* Task brief: Report every line in the listing that contains the string "action".

##### Dataset rows #####

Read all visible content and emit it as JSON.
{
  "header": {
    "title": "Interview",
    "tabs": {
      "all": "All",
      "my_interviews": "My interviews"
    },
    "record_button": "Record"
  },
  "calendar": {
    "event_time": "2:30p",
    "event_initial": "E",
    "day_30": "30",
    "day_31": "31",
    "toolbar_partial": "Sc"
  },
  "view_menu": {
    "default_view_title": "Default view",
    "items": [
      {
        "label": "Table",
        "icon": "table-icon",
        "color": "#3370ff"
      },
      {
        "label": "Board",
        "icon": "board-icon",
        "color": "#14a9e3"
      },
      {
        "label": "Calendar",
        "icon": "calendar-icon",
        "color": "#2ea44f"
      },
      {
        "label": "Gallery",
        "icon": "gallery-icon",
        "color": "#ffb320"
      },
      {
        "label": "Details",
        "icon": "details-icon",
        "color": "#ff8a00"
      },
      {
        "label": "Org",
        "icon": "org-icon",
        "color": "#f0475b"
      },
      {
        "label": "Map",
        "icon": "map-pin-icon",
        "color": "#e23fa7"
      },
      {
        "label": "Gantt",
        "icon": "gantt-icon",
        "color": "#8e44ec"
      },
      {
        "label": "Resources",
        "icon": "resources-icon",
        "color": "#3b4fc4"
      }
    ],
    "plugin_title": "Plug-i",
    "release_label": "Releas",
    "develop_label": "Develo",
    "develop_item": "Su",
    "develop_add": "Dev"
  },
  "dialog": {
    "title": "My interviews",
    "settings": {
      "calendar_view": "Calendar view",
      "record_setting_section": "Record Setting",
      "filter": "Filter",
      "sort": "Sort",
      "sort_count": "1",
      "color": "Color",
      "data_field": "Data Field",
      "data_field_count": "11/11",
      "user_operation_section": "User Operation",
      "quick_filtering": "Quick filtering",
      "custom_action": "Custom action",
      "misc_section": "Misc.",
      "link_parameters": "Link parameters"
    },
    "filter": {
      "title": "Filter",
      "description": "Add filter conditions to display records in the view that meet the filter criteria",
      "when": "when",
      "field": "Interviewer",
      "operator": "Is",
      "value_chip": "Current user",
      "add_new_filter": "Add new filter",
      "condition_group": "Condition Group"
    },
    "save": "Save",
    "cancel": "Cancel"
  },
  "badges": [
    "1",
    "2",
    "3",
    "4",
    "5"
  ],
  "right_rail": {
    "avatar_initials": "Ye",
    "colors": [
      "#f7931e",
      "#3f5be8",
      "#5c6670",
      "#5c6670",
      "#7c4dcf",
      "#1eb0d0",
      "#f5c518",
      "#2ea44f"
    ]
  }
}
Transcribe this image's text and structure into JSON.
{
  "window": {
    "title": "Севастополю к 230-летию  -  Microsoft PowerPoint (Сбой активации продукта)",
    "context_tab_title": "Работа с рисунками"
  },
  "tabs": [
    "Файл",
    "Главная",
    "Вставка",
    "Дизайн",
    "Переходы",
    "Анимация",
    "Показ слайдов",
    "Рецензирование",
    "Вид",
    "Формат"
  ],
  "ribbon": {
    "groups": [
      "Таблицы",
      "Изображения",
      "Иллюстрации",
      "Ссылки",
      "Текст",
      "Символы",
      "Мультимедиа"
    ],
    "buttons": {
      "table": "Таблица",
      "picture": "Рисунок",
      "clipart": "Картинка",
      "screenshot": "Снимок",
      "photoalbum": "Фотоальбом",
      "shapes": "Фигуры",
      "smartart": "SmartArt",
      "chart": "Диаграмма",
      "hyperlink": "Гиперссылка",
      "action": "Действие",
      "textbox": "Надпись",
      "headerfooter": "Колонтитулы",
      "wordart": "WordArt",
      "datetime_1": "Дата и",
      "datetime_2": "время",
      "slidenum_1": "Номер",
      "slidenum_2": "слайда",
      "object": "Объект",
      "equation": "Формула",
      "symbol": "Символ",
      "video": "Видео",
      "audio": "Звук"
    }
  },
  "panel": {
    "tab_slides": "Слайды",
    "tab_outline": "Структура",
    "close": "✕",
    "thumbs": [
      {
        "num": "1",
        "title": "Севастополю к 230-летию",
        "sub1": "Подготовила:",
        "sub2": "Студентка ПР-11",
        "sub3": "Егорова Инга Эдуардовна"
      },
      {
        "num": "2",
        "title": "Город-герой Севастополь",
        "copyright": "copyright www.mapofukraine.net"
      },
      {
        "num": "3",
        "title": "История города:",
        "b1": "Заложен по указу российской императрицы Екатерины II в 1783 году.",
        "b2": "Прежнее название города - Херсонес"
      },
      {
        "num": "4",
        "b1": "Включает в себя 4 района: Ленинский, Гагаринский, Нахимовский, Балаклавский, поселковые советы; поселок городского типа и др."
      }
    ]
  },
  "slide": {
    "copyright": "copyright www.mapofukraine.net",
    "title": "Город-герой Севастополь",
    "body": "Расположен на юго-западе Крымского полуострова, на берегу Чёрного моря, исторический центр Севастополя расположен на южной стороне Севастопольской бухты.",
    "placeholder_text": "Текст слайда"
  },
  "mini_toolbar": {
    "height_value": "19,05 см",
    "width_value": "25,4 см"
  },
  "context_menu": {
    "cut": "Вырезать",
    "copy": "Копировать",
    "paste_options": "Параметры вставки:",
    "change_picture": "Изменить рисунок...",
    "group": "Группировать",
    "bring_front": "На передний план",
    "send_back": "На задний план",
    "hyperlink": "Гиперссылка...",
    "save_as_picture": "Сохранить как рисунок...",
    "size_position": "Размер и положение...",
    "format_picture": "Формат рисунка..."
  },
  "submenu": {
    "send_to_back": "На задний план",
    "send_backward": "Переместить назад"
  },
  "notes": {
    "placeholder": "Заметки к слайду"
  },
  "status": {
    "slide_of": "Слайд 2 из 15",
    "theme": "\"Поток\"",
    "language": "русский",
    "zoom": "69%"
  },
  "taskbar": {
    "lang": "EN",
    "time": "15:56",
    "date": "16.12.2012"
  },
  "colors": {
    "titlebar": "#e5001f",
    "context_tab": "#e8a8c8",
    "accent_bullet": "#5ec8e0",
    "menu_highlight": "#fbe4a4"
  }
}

#####

* Written solution:
      "custom_action": "Custom action",
      "action": "Действие",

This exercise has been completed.